Word for word, copy all the data and drop the pictures.
--- START ---
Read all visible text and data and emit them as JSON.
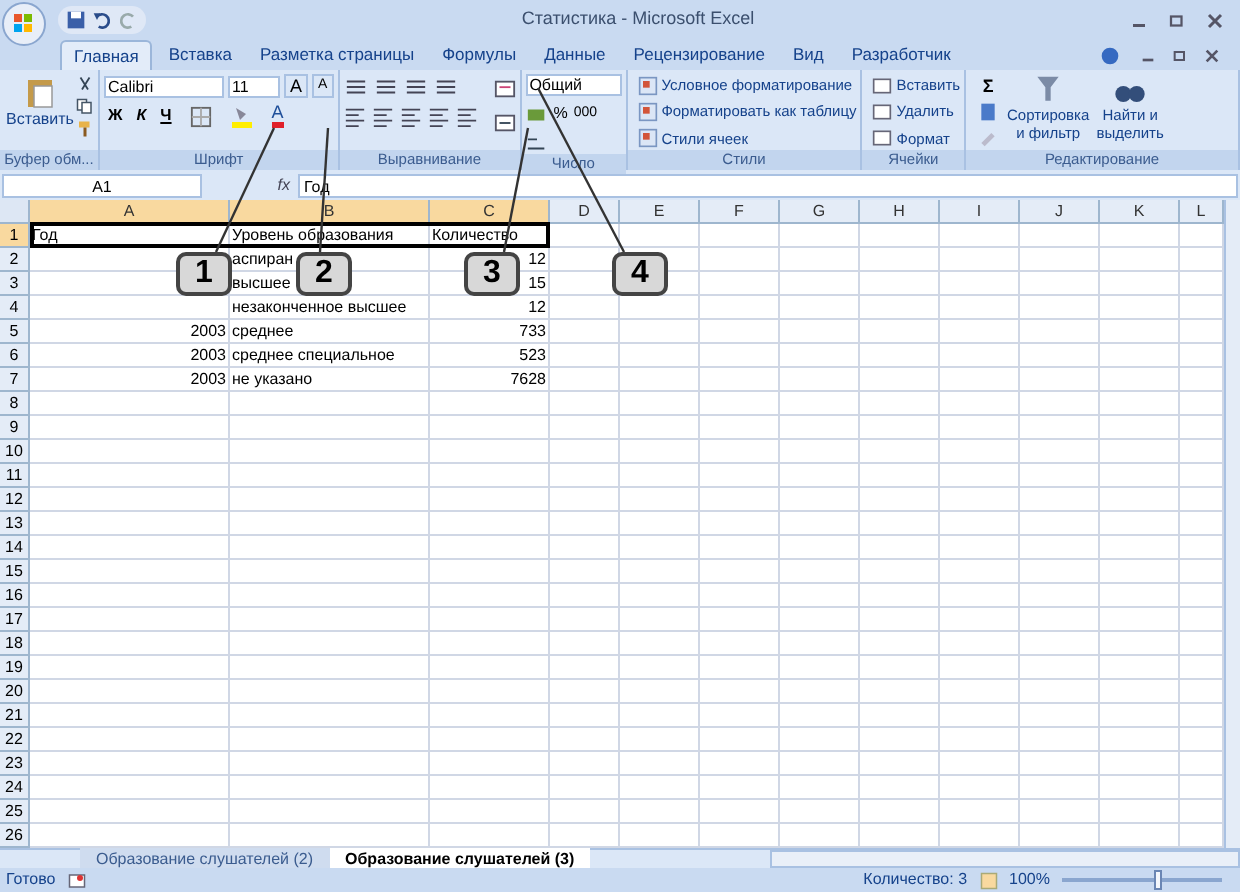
{
  "window": {
    "title": "Статистика - Microsoft Excel"
  },
  "tabs": [
    {
      "label": "Главная",
      "selected": true
    },
    {
      "label": "Вставка",
      "selected": false
    },
    {
      "label": "Разметка страницы",
      "selected": false
    },
    {
      "label": "Формулы",
      "selected": false
    },
    {
      "label": "Данные",
      "selected": false
    },
    {
      "label": "Рецензирование",
      "selected": false
    },
    {
      "label": "Вид",
      "selected": false
    },
    {
      "label": "Разработчик",
      "selected": false
    }
  ],
  "ribbon": {
    "clipboard": {
      "title": "Буфер обм...",
      "paste": "Вставить"
    },
    "font": {
      "title": "Шрифт",
      "name": "Calibri",
      "size": "11",
      "bold": "Ж",
      "italic": "К",
      "underline": "Ч",
      "grow": "A",
      "shrink": "A",
      "font_color": "A"
    },
    "alignment": {
      "title": "Выравнивание"
    },
    "number": {
      "title": "Число",
      "format": "Общий",
      "percent": "%",
      "thousands": "000"
    },
    "styles": {
      "title": "Стили",
      "items": [
        "Условное форматирование",
        "Форматировать как таблицу",
        "Стили ячеек"
      ]
    },
    "cells": {
      "title": "Ячейки",
      "items": [
        "Вставить",
        "Удалить",
        "Формат"
      ]
    },
    "editing": {
      "title": "Редактирование",
      "sum": "Σ",
      "sort": "Сортировка и фильтр",
      "find": "Найти и выделить"
    }
  },
  "formula_bar": {
    "name_box": "A1",
    "fx": "fx",
    "value": "Год"
  },
  "columns": [
    {
      "label": "A",
      "selected": true
    },
    {
      "label": "B",
      "selected": true
    },
    {
      "label": "C",
      "selected": true
    },
    {
      "label": "D",
      "selected": false
    },
    {
      "label": "E",
      "selected": false
    },
    {
      "label": "F",
      "selected": false
    },
    {
      "label": "G",
      "selected": false
    },
    {
      "label": "H",
      "selected": false
    },
    {
      "label": "I",
      "selected": false
    },
    {
      "label": "J",
      "selected": false
    },
    {
      "label": "K",
      "selected": false
    },
    {
      "label": "L",
      "selected": false
    }
  ],
  "rows": [
    {
      "label": "1",
      "selected": true,
      "cells": [
        "Год",
        "Уровень образования",
        "Количество"
      ]
    },
    {
      "label": "2",
      "selected": false,
      "cells": [
        "",
        "аспиран",
        "12"
      ]
    },
    {
      "label": "3",
      "selected": false,
      "cells": [
        "",
        "высшее",
        "15"
      ]
    },
    {
      "label": "4",
      "selected": false,
      "cells": [
        "",
        "незаконченное высшее",
        "12"
      ]
    },
    {
      "label": "5",
      "selected": false,
      "cells": [
        "2003",
        "среднее",
        "733"
      ]
    },
    {
      "label": "6",
      "selected": false,
      "cells": [
        "2003",
        "среднее специальное",
        "523"
      ]
    },
    {
      "label": "7",
      "selected": false,
      "cells": [
        "2003",
        "не указано",
        "7628"
      ]
    },
    {
      "label": "8",
      "selected": false,
      "cells": []
    },
    {
      "label": "9",
      "selected": false,
      "cells": []
    },
    {
      "label": "10",
      "selected": false,
      "cells": []
    },
    {
      "label": "11",
      "selected": false,
      "cells": []
    },
    {
      "label": "12",
      "selected": false,
      "cells": []
    },
    {
      "label": "13",
      "selected": false,
      "cells": []
    },
    {
      "label": "14",
      "selected": false,
      "cells": []
    },
    {
      "label": "15",
      "selected": false,
      "cells": []
    },
    {
      "label": "16",
      "selected": false,
      "cells": []
    },
    {
      "label": "17",
      "selected": false,
      "cells": []
    },
    {
      "label": "18",
      "selected": false,
      "cells": []
    },
    {
      "label": "19",
      "selected": false,
      "cells": []
    },
    {
      "label": "20",
      "selected": false,
      "cells": []
    },
    {
      "label": "21",
      "selected": false,
      "cells": []
    },
    {
      "label": "22",
      "selected": false,
      "cells": []
    },
    {
      "label": "23",
      "selected": false,
      "cells": []
    },
    {
      "label": "24",
      "selected": false,
      "cells": []
    },
    {
      "label": "25",
      "selected": false,
      "cells": []
    },
    {
      "label": "26",
      "selected": false,
      "cells": []
    }
  ],
  "callouts": [
    "1",
    "2",
    "3",
    "4"
  ],
  "sheet_tabs": [
    {
      "label": "Образование слушателей (2)",
      "selected": false
    },
    {
      "label": "Образование слушателей (3)",
      "selected": true
    }
  ],
  "status_bar": {
    "state": "Готово",
    "count": "Количество: 3",
    "zoom": "100%",
    "zoom_slider": {
      "level": 0.6
    }
  }
}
--- END ---
Full output:
Read all visible text and data and emit them as JSON.
{
  "window": {
    "title": "Статистика - Microsoft Excel"
  },
  "tabs": [
    {
      "label": "Главная",
      "selected": true
    },
    {
      "label": "Вставка",
      "selected": false
    },
    {
      "label": "Разметка страницы",
      "selected": false
    },
    {
      "label": "Формулы",
      "selected": false
    },
    {
      "label": "Данные",
      "selected": false
    },
    {
      "label": "Рецензирование",
      "selected": false
    },
    {
      "label": "Вид",
      "selected": false
    },
    {
      "label": "Разработчик",
      "selected": false
    }
  ],
  "ribbon": {
    "clipboard": {
      "title": "Буфер обм...",
      "paste": "Вставить"
    },
    "font": {
      "title": "Шрифт",
      "name": "Calibri",
      "size": "11",
      "bold": "Ж",
      "italic": "К",
      "underline": "Ч",
      "grow": "A",
      "shrink": "A",
      "font_color": "A"
    },
    "alignment": {
      "title": "Выравнивание"
    },
    "number": {
      "title": "Число",
      "format": "Общий",
      "percent": "%",
      "thousands": "000"
    },
    "styles": {
      "title": "Стили",
      "items": [
        "Условное форматирование",
        "Форматировать как таблицу",
        "Стили ячеек"
      ]
    },
    "cells": {
      "title": "Ячейки",
      "items": [
        "Вставить",
        "Удалить",
        "Формат"
      ]
    },
    "editing": {
      "title": "Редактирование",
      "sum": "Σ",
      "sort": "Сортировка и фильтр",
      "find": "Найти и выделить"
    }
  },
  "formula_bar": {
    "name_box": "A1",
    "fx": "fx",
    "value": "Год"
  },
  "columns": [
    {
      "label": "A",
      "selected": true
    },
    {
      "label": "B",
      "selected": true
    },
    {
      "label": "C",
      "selected": true
    },
    {
      "label": "D",
      "selected": false
    },
    {
      "label": "E",
      "selected": false
    },
    {
      "label": "F",
      "selected": false
    },
    {
      "label": "G",
      "selected": false
    },
    {
      "label": "H",
      "selected": false
    },
    {
      "label": "I",
      "selected": false
    },
    {
      "label": "J",
      "selected": false
    },
    {
      "label": "K",
      "selected": false
    },
    {
      "label": "L",
      "selected": false
    }
  ],
  "rows": [
    {
      "label": "1",
      "selected": true,
      "cells": [
        "Год",
        "Уровень образования",
        "Количество"
      ]
    },
    {
      "label": "2",
      "selected": false,
      "cells": [
        "",
        "аспиран",
        "12"
      ]
    },
    {
      "label": "3",
      "selected": false,
      "cells": [
        "",
        "высшее",
        "15"
      ]
    },
    {
      "label": "4",
      "selected": false,
      "cells": [
        "",
        "незаконченное высшее",
        "12"
      ]
    },
    {
      "label": "5",
      "selected": false,
      "cells": [
        "2003",
        "среднее",
        "733"
      ]
    },
    {
      "label": "6",
      "selected": false,
      "cells": [
        "2003",
        "среднее специальное",
        "523"
      ]
    },
    {
      "label": "7",
      "selected": false,
      "cells": [
        "2003",
        "не указано",
        "7628"
      ]
    },
    {
      "label": "8",
      "selected": false,
      "cells": []
    },
    {
      "label": "9",
      "selected": false,
      "cells": []
    },
    {
      "label": "10",
      "selected": false,
      "cells": []
    },
    {
      "label": "11",
      "selected": false,
      "cells": []
    },
    {
      "label": "12",
      "selected": false,
      "cells": []
    },
    {
      "label": "13",
      "selected": false,
      "cells": []
    },
    {
      "label": "14",
      "selected": false,
      "cells": []
    },
    {
      "label": "15",
      "selected": false,
      "cells": []
    },
    {
      "label": "16",
      "selected": false,
      "cells": []
    },
    {
      "label": "17",
      "selected": false,
      "cells": []
    },
    {
      "label": "18",
      "selected": false,
      "cells": []
    },
    {
      "label": "19",
      "selected": false,
      "cells": []
    },
    {
      "label": "20",
      "selected": false,
      "cells": []
    },
    {
      "label": "21",
      "selected": false,
      "cells": []
    },
    {
      "label": "22",
      "selected": false,
      "cells": []
    },
    {
      "label": "23",
      "selected": false,
      "cells": []
    },
    {
      "label": "24",
      "selected": false,
      "cells": []
    },
    {
      "label": "25",
      "selected": false,
      "cells": []
    },
    {
      "label": "26",
      "selected": false,
      "cells": []
    }
  ],
  "callouts": [
    "1",
    "2",
    "3",
    "4"
  ],
  "sheet_tabs": [
    {
      "label": "Образование слушателей (2)",
      "selected": false
    },
    {
      "label": "Образование слушателей (3)",
      "selected": true
    }
  ],
  "status_bar": {
    "state": "Готово",
    "count": "Количество: 3",
    "zoom": "100%",
    "zoom_slider": {
      "level": 0.6
    }
  }
}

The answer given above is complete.